The request: Select and reproduce each line of the listing below that bears the string "应用简单的语句间的连接成分".
--- Start of Records supplied ---
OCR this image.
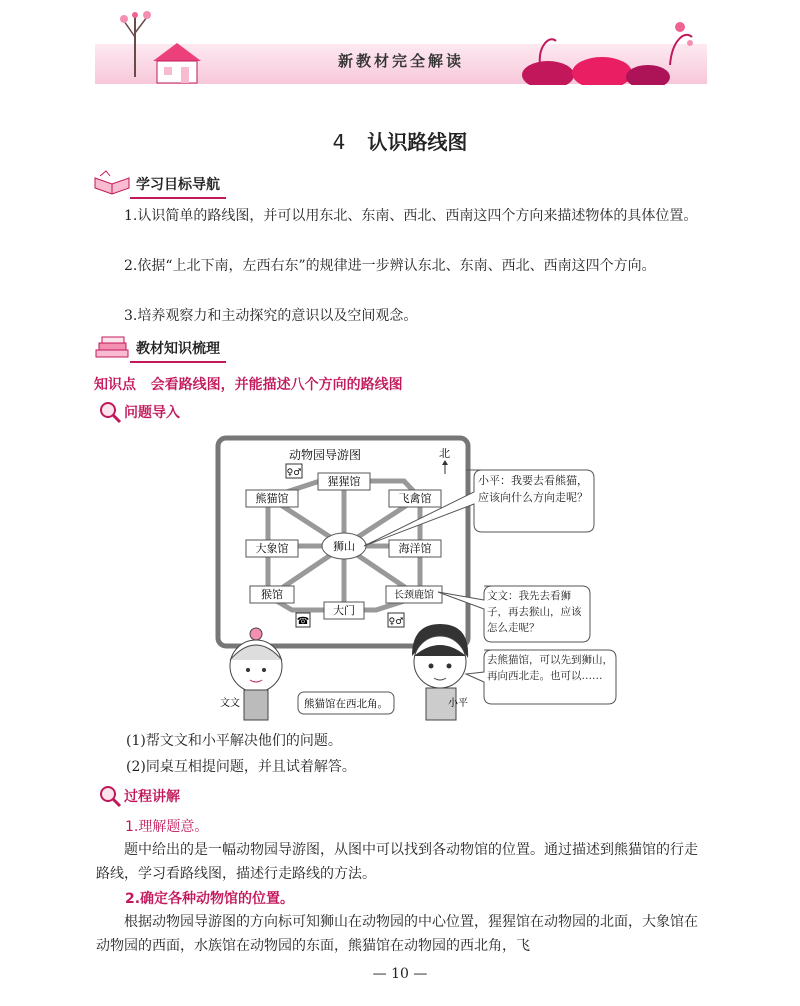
新教材完全解读
4 认识路线图
学习目标导航

1.认识简单的路线图，并可以用东北、东南、西北、西南这四个方向来描述物体的具体位置。

2.依据“上北下南，左西右东”的规律进一步辨认东北、东南、西北、西南这四个方向。

3.培养观察力和主动探究的意识以及空间观念。

教材知识梳理
知识点 会看路线图，并能描述八个方向的路线图
问题导入
动物园导游图	北
猩猩馆
飞禽馆
熊猫馆
大象馆	海洋馆
猴馆
大门
长颈鹿馆
狮山
♀♂
☎	♀♂
小平：我要去看熊猫，应该向什么方向走呢？
文文：我先去看狮子，再去猴山，应该怎么走呢？
文文	熊猫馆在西北角。	小平
去熊猫馆，可以先到狮山，再向西北走。也可以……
(1)帮文文和小平解决他们的问题。
(2)同桌互相提问题，并且试着解答。
过程讲解
1.理解题意。

题中给出的是一幅动物园导游图，从图中可以找到各动物馆的位置。通过描述到熊猫馆的行走路线，学习看路线图，描述行走路线的方法。

2.确定各种动物馆的位置。

根据动物园导游图的方向标可知狮山在动物园的中心位置，猩猩馆在动物园的北面，大象馆在动物园的西面，水族馆在动物园的东面，熊猫馆在动物园的西北角，飞

— 10 —
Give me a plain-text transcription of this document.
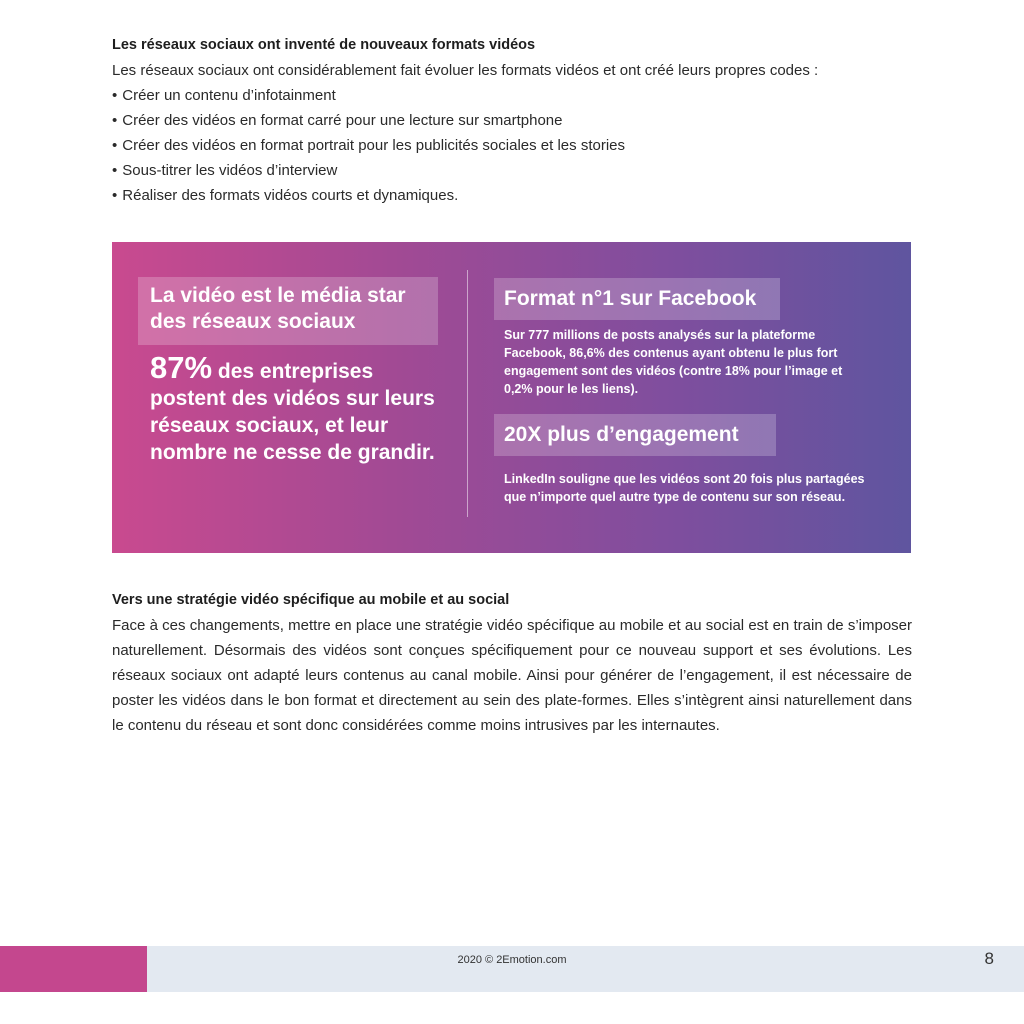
Les réseaux sociaux ont inventé de nouveaux formats vidéos

Les réseaux sociaux ont considérablement fait évoluer les formats vidéos et ont créé leurs propres codes :

• Créer un contenu d’infotainment
• Créer des vidéos en format carré pour une lecture sur smartphone
• Créer des vidéos en format portrait pour les publicités sociales et les stories
• Sous-titrer les vidéos d’interview
• Réaliser des formats vidéos courts et dynamiques.
La vidéo est le média star
des réseaux sociaux
87% des entreprises postent des vidéos sur leurs réseaux sociaux, et leur nombre ne cesse de grandir.
Format n°1 sur Facebook
Sur 777 millions de posts analysés sur la plateforme Facebook, 86,6% des contenus ayant obtenu le plus fort engagement sont des vidéos (contre 18% pour l’image et 0,2% pour le les liens).
20X plus d’engagement
LinkedIn souligne que les vidéos sont 20 fois plus partagées que n’importe quel autre type de contenu sur son réseau.

Vers une stratégie vidéo spécifique au mobile et au social

Face à ces changements, mettre en place une stratégie vidéo spécifique au mobile et au social est en train de s’imposer naturellement. Désormais des vidéos sont conçues spécifiquement pour ce nouveau support et ses évolutions. Les réseaux sociaux ont adapté leurs contenus au canal mobile. Ainsi pour générer de l’engagement, il est nécessaire de poster les vidéos dans le bon format et directement au sein des plate-formes. Elles s’intègrent ainsi naturellement dans le contenu du réseau et sont donc considérées comme moins intrusives par les internautes.

2020 © 2Emotion.com	8
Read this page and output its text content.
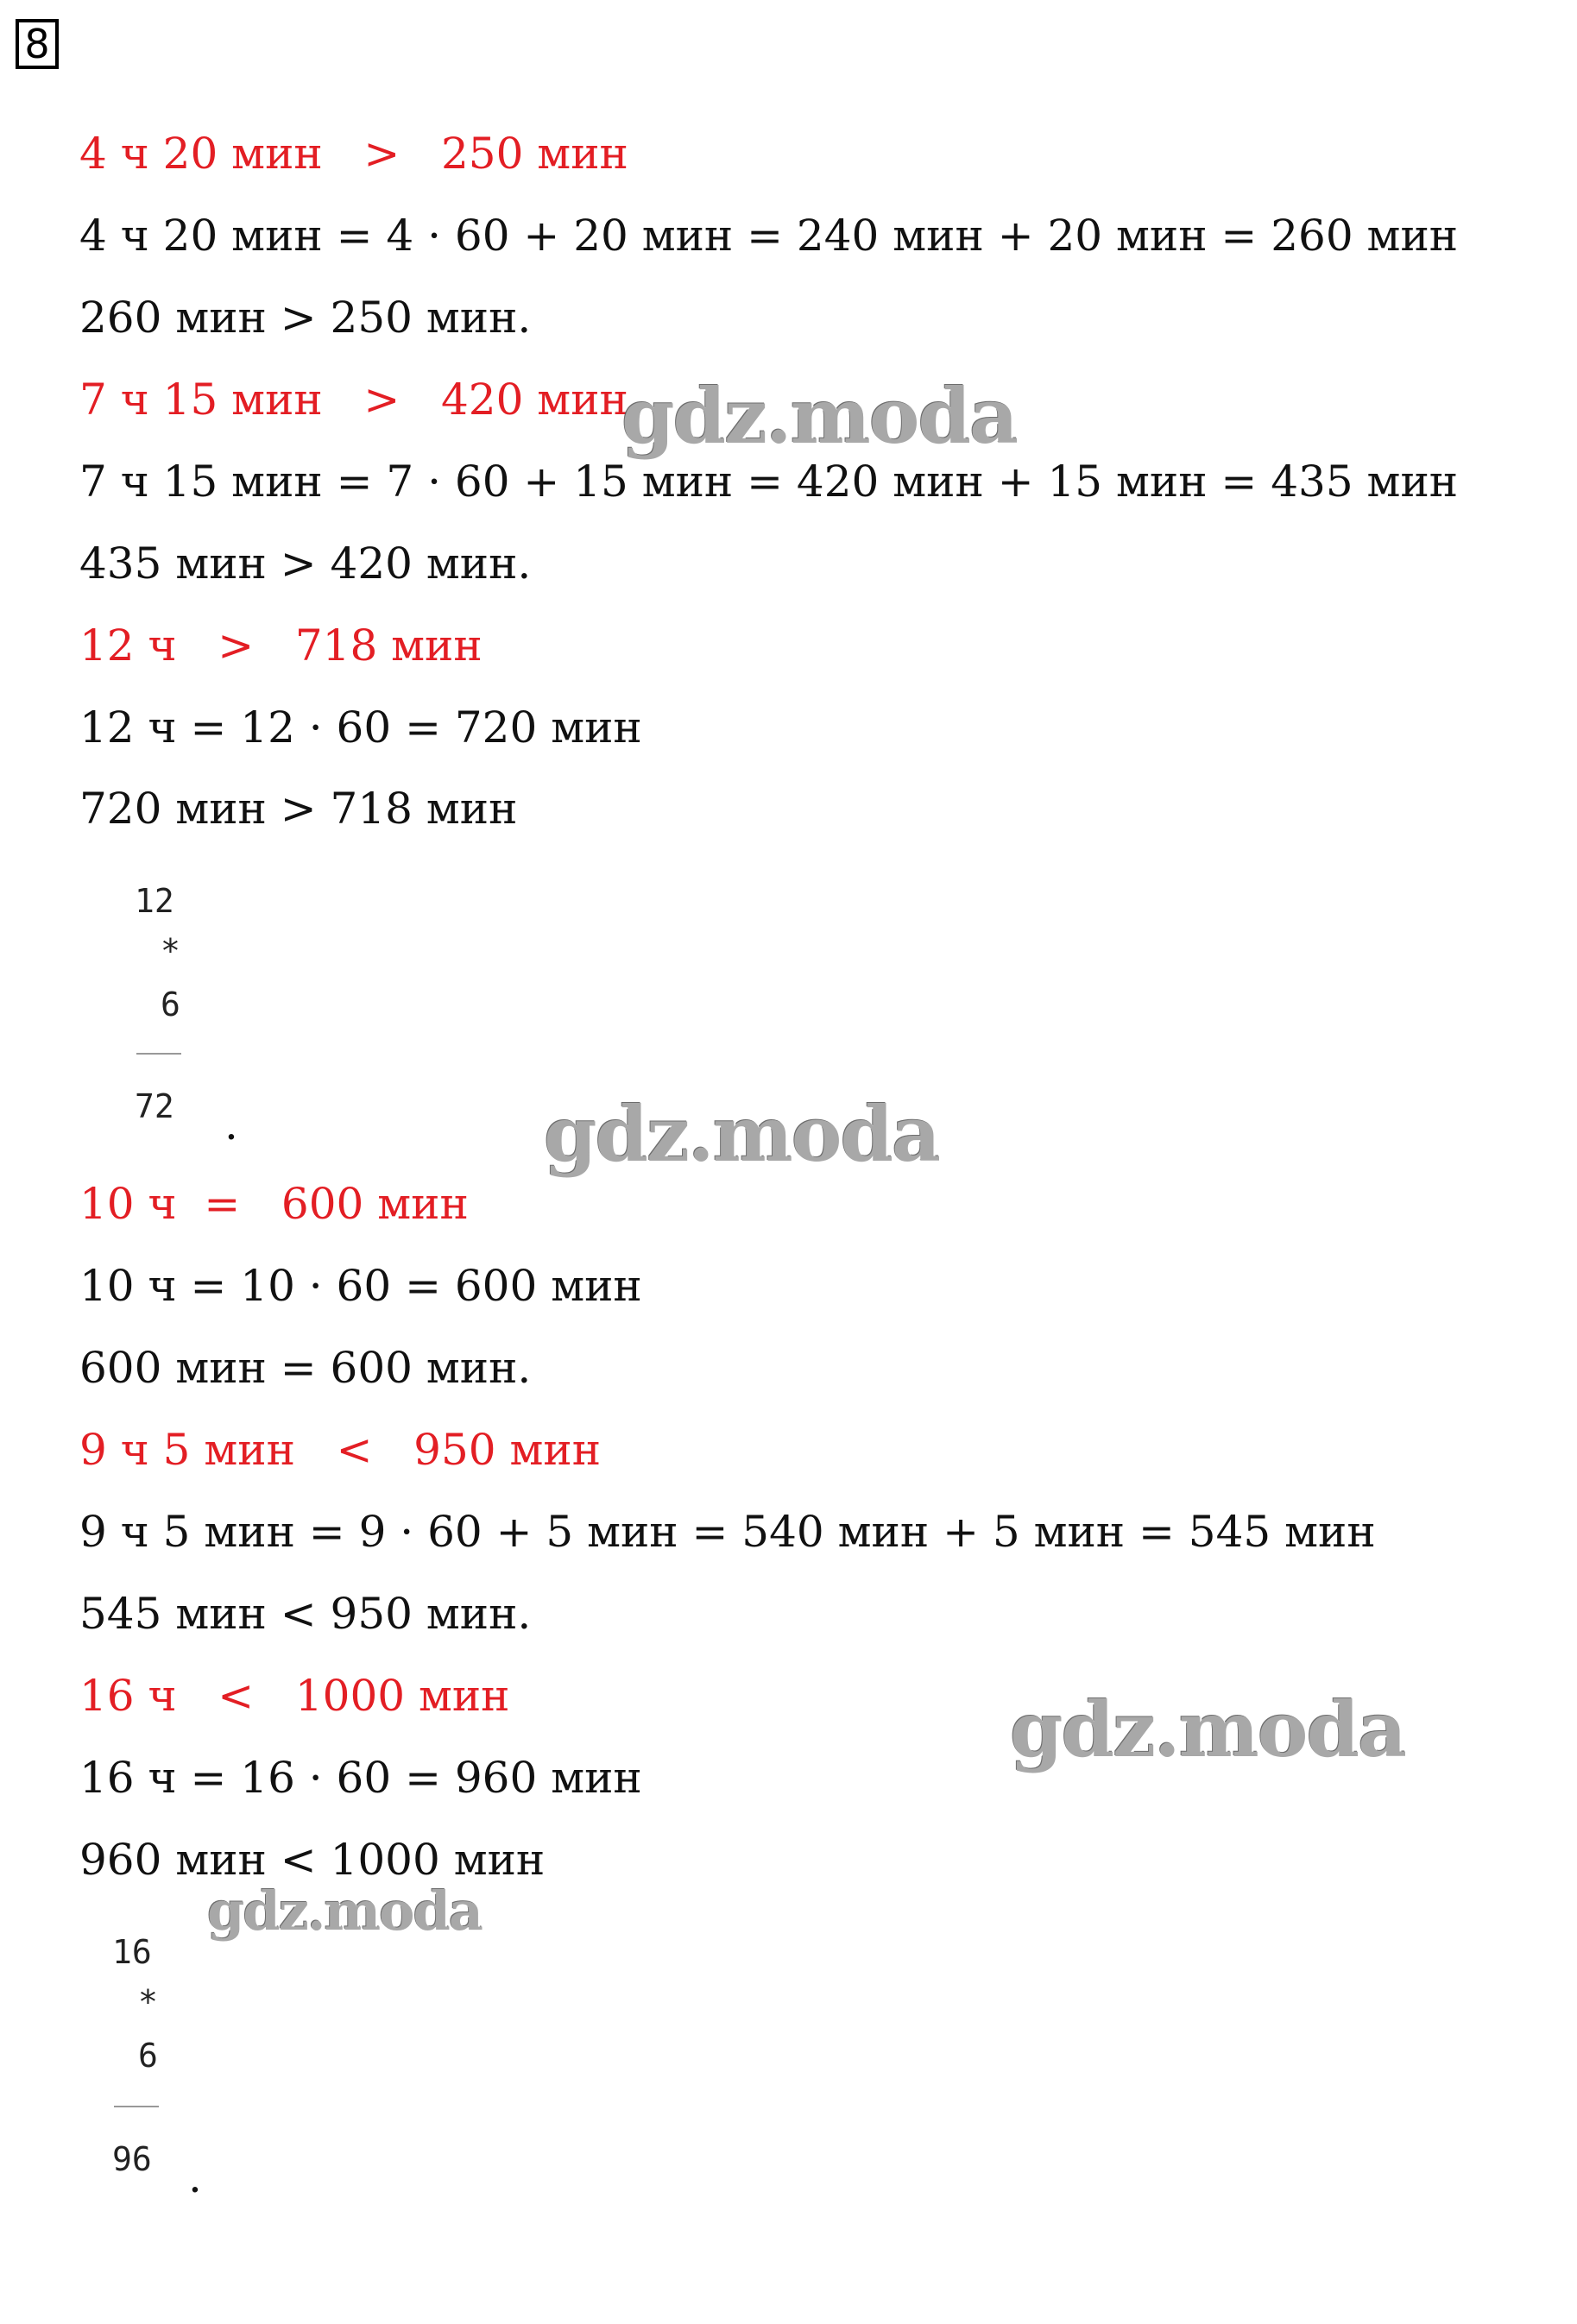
8
4 ч 20 мин   >   250 мин
4 ч 20 мин = 4 · 60 + 20 мин = 240 мин + 20 мин = 260 мин
260 мин > 250 мин.
7 ч 15 мин   >   420 мин
7 ч 15 мин = 7 · 60 + 15 мин = 420 мин + 15 мин = 435 мин
435 мин > 420 мин.
12 ч   >   718 мин
12 ч = 12 · 60 = 720 мин
720 мин > 718 мин
12
*
6
72 .
10 ч  =   600 мин
10 ч = 10 · 60 = 600 мин
600 мин = 600 мин.
9 ч 5 мин   <   950 мин
9 ч 5 мин = 9 · 60 + 5 мин = 540 мин + 5 мин = 545 мин
545 мин < 950 мин.
16 ч   <   1000 мин
16 ч = 16 · 60 = 960 мин
960 мин < 1000 мин
16
*
6
96 .
gdz.moda
gdz.moda
gdz.moda
gdz.moda
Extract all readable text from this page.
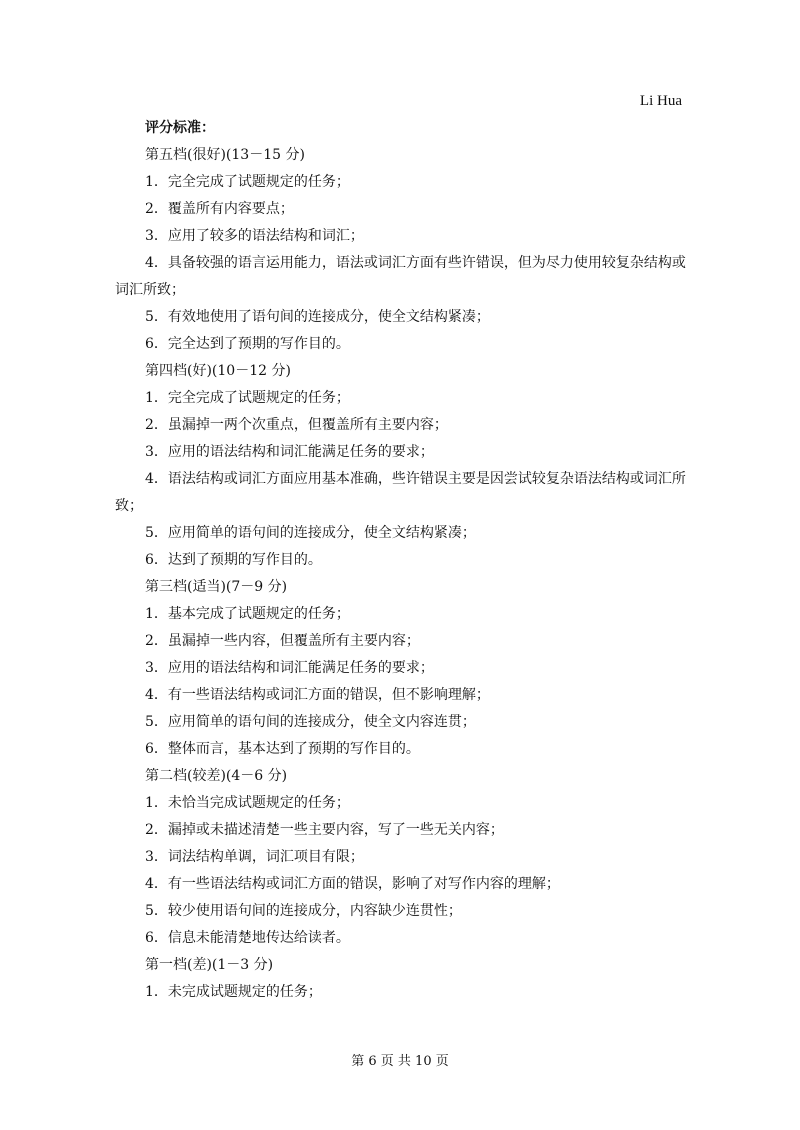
Li Hua
评分标准：
第五档(很好)(13－15 分)
1．完全完成了试题规定的任务；
2．覆盖所有内容要点；
3．应用了较多的语法结构和词汇；
4．具备较强的语言运用能力，语法或词汇方面有些许错误，但为尽力使用较复杂结构或
词汇所致；
5．有效地使用了语句间的连接成分，使全文结构紧凑；
6．完全达到了预期的写作目的。
第四档(好)(10－12 分)
1．完全完成了试题规定的任务；
2．虽漏掉一两个次重点，但覆盖所有主要内容；
3．应用的语法结构和词汇能满足任务的要求；
4．语法结构或词汇方面应用基本准确，些许错误主要是因尝试较复杂语法结构或词汇所
致；
5．应用简单的语句间的连接成分，使全文结构紧凑；
6．达到了预期的写作目的。
第三档(适当)(7－9 分)
1．基本完成了试题规定的任务；
2．虽漏掉一些内容，但覆盖所有主要内容；
3．应用的语法结构和词汇能满足任务的要求；
4．有一些语法结构或词汇方面的错误，但不影响理解；
5．应用简单的语句间的连接成分，使全文内容连贯；
6．整体而言，基本达到了预期的写作目的。
第二档(较差)(4－6 分)
1．未恰当完成试题规定的任务；
2．漏掉或未描述清楚一些主要内容，写了一些无关内容；
3．词法结构单调，词汇项目有限；
4．有一些语法结构或词汇方面的错误，影响了对写作内容的理解；
5．较少使用语句间的连接成分，内容缺少连贯性；
6．信息未能清楚地传达给读者。
第一档(差)(1－3 分)
1．未完成试题规定的任务；
第 6 页 共 10 页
--- End of Records supplied ---
Answer to the exercise:
5．应用简单的语句间的连接成分，使全文结构紧凑；
5．应用简单的语句间的连接成分，使全文内容连贯；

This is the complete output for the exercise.